# DO THIS
Give every line from the entries that contains "Thompson".

>> begin

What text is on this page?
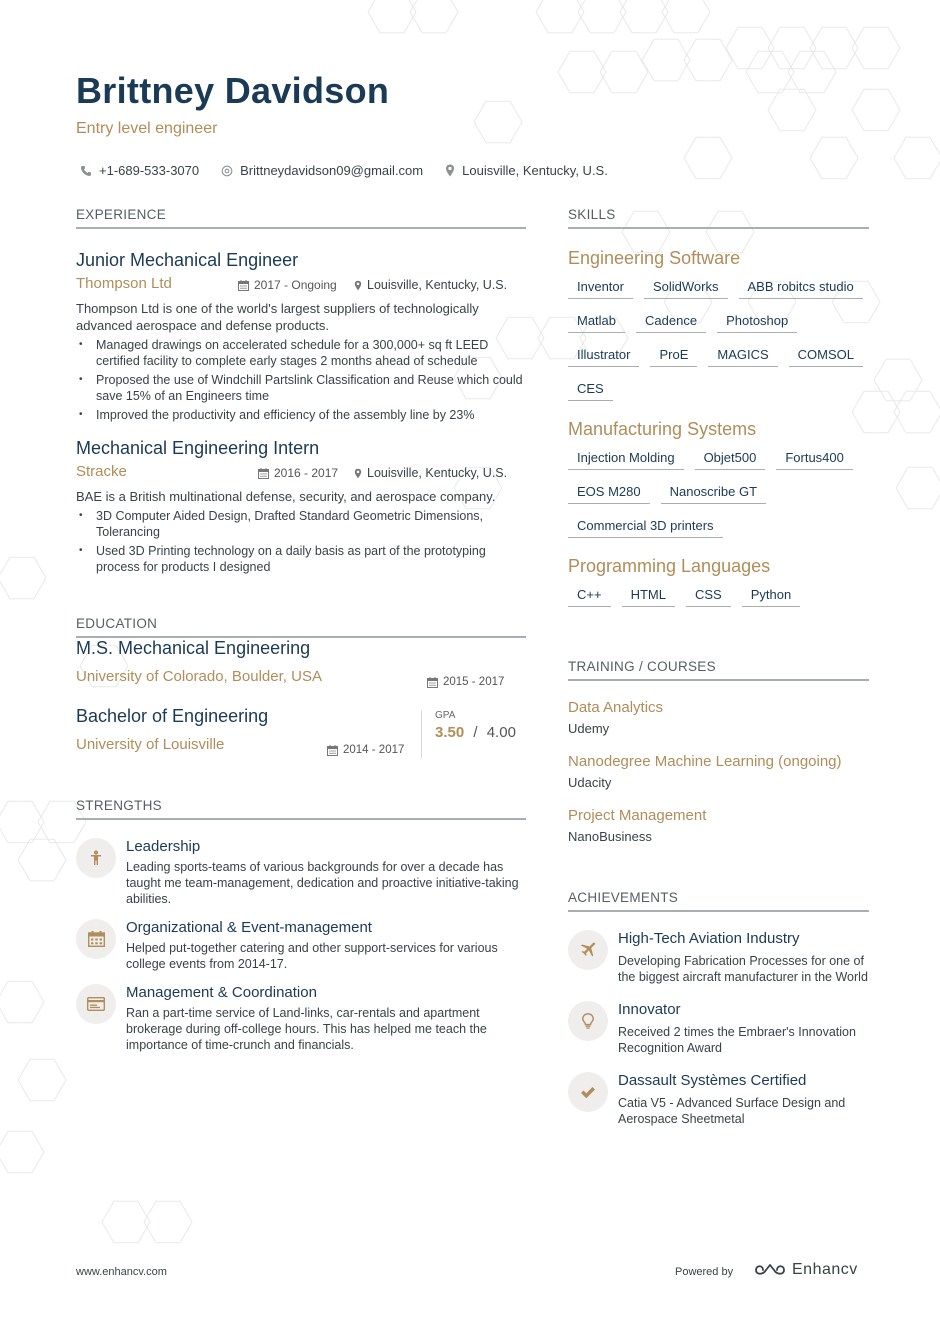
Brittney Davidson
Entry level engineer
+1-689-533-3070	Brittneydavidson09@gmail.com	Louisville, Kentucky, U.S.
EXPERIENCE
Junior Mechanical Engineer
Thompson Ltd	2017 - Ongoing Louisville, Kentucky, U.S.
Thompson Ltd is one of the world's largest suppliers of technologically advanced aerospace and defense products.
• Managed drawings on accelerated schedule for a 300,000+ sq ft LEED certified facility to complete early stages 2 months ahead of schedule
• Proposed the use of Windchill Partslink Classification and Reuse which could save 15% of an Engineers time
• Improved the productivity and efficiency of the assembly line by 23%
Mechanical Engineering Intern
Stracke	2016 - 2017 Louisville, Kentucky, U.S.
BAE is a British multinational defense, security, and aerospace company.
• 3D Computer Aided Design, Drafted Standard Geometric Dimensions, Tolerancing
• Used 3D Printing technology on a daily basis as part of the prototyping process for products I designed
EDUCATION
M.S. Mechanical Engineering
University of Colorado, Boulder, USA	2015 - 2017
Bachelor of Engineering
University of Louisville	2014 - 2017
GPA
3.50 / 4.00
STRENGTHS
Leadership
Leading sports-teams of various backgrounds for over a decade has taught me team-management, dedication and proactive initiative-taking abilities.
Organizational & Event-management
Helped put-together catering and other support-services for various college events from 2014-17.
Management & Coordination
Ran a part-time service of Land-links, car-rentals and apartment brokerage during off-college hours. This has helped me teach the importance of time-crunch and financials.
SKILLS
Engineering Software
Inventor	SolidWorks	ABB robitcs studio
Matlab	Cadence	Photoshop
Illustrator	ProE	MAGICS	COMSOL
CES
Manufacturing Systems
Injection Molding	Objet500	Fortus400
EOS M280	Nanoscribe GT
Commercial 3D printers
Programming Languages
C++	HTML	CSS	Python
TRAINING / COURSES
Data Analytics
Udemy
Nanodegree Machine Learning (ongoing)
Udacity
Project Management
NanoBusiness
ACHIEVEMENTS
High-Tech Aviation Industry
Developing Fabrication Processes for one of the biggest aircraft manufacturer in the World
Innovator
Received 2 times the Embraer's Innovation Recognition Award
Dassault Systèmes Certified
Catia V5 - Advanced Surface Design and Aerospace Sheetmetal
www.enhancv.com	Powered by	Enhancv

>> end

# TASK RESPONSE
Thompson Ltd	2017 - Ongoing Louisville, Kentucky, U.S.
Thompson Ltd is one of the world's largest suppliers of technologically advanced aerospace and defense products.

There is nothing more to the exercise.